(Text content records for pages)
━━━━━━━━━━━━━━━━
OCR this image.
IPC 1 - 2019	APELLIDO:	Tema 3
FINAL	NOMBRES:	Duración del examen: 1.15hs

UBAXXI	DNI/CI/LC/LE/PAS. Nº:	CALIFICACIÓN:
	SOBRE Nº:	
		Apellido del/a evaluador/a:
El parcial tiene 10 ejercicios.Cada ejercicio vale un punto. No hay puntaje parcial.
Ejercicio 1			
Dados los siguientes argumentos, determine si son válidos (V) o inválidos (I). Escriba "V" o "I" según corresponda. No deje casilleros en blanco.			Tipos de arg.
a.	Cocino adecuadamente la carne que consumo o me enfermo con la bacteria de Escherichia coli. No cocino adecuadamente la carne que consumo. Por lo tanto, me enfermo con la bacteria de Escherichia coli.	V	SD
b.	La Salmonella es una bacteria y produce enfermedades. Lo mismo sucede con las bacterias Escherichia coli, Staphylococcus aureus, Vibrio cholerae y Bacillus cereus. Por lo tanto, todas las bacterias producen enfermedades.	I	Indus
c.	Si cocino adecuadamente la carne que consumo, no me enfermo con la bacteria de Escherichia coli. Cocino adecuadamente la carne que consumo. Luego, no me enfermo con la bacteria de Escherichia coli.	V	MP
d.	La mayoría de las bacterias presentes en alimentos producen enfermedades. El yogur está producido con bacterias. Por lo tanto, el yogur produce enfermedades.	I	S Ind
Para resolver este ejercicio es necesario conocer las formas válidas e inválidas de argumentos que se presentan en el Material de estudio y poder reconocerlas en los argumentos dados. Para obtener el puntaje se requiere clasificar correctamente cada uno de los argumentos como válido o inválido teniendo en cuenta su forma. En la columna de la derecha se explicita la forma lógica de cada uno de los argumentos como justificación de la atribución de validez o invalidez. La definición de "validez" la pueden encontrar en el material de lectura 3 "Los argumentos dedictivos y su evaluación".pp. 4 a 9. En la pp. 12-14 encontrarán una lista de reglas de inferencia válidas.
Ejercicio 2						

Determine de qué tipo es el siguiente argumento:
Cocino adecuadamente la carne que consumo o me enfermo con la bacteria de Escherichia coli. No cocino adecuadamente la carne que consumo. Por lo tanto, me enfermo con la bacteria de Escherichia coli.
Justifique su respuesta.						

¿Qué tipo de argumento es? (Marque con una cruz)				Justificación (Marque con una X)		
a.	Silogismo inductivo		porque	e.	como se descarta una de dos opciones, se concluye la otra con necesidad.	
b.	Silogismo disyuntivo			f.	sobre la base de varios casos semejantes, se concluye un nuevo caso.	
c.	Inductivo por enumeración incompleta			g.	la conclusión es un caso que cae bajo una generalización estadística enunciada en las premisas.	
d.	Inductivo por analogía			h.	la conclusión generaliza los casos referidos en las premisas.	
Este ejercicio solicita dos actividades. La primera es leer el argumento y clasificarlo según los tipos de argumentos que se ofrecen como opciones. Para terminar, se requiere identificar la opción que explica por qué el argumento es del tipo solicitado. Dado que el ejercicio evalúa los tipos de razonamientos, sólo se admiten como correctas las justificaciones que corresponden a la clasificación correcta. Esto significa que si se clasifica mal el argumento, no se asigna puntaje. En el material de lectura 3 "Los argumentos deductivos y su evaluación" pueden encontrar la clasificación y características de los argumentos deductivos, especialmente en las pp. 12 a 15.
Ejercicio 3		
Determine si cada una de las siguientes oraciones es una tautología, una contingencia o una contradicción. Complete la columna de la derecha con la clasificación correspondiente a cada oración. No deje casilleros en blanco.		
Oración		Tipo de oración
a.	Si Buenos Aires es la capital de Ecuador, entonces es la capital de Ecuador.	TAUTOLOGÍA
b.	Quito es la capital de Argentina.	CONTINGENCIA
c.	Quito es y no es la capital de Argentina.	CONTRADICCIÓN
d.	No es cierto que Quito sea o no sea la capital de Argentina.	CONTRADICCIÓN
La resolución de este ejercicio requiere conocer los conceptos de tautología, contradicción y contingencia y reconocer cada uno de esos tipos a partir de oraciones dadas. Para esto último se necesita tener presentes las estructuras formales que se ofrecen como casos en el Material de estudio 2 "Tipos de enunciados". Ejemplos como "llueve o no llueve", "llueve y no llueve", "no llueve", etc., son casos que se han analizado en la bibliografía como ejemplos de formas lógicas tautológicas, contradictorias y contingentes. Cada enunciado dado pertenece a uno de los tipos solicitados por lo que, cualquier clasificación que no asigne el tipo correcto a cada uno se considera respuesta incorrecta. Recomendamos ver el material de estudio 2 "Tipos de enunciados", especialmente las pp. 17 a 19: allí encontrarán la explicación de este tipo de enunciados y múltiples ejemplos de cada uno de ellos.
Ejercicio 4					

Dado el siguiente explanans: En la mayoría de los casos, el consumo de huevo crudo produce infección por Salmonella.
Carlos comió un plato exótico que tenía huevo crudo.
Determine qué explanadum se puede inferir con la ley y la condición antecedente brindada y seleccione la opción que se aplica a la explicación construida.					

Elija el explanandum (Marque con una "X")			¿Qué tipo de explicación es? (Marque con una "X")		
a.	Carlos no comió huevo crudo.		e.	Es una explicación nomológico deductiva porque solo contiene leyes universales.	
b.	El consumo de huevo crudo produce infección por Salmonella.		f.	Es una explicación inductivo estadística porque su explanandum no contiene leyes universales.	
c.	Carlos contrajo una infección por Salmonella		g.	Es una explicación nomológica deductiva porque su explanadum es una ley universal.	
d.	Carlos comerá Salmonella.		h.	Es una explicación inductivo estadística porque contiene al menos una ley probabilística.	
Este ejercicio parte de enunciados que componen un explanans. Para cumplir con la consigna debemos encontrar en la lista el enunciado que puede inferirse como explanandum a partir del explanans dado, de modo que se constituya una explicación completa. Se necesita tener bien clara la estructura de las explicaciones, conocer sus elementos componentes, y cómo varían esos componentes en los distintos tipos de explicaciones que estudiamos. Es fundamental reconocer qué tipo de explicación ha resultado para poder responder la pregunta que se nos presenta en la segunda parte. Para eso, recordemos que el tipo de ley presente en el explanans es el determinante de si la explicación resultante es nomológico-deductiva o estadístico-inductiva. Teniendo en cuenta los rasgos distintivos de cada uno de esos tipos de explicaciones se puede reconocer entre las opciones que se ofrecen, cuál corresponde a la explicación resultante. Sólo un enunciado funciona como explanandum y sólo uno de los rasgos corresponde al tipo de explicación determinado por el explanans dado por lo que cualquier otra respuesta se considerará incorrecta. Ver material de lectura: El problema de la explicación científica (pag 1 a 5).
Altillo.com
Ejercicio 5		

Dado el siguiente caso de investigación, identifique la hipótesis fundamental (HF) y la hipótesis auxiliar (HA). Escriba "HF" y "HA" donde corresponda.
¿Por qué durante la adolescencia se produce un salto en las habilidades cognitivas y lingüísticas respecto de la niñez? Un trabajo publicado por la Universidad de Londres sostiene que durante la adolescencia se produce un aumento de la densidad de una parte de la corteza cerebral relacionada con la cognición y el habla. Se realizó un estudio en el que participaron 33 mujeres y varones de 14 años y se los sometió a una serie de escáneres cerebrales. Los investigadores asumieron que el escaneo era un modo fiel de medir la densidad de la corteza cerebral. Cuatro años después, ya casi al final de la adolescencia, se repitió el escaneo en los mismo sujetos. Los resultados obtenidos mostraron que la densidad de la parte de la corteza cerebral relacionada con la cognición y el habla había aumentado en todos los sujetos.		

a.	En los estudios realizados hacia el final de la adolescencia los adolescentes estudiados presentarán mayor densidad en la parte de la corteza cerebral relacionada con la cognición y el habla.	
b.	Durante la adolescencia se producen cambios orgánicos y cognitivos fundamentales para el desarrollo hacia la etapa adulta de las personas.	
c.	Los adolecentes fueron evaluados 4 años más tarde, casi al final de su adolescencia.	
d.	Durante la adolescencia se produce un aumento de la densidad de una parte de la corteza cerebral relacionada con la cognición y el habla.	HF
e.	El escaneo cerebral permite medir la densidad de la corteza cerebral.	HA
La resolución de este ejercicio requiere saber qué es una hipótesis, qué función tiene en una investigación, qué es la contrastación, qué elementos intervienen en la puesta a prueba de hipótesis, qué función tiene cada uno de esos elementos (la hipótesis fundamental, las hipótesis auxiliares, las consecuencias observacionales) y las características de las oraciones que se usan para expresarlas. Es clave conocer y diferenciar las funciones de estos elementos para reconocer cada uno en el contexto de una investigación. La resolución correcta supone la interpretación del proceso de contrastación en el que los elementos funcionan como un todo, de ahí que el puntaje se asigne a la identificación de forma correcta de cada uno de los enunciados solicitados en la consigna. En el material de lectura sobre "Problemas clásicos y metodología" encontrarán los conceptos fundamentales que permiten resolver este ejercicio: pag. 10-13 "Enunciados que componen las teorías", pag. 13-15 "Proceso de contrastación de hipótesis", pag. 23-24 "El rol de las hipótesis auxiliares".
━━━━━━━━━━━━━━━━
▶ _Activity_: Only lines holding the word "Carlos" are wanted, so copy each of them from the records above.

▶ _Answer area_:
Carlos comió un plato exótico que tenía huevo crudo.
a.	Carlos no comió huevo crudo.		e.	Es una explicación nomológico deductiva porque solo contiene leyes universales.	
c.	Carlos contrajo una infección por Salmonella		g.	Es una explicación nomológica deductiva porque su explanadum es una ley universal.	
d.	Carlos comerá Salmonella.		h.	Es una explicación inductivo estadística porque contiene al menos una ley probabilística.	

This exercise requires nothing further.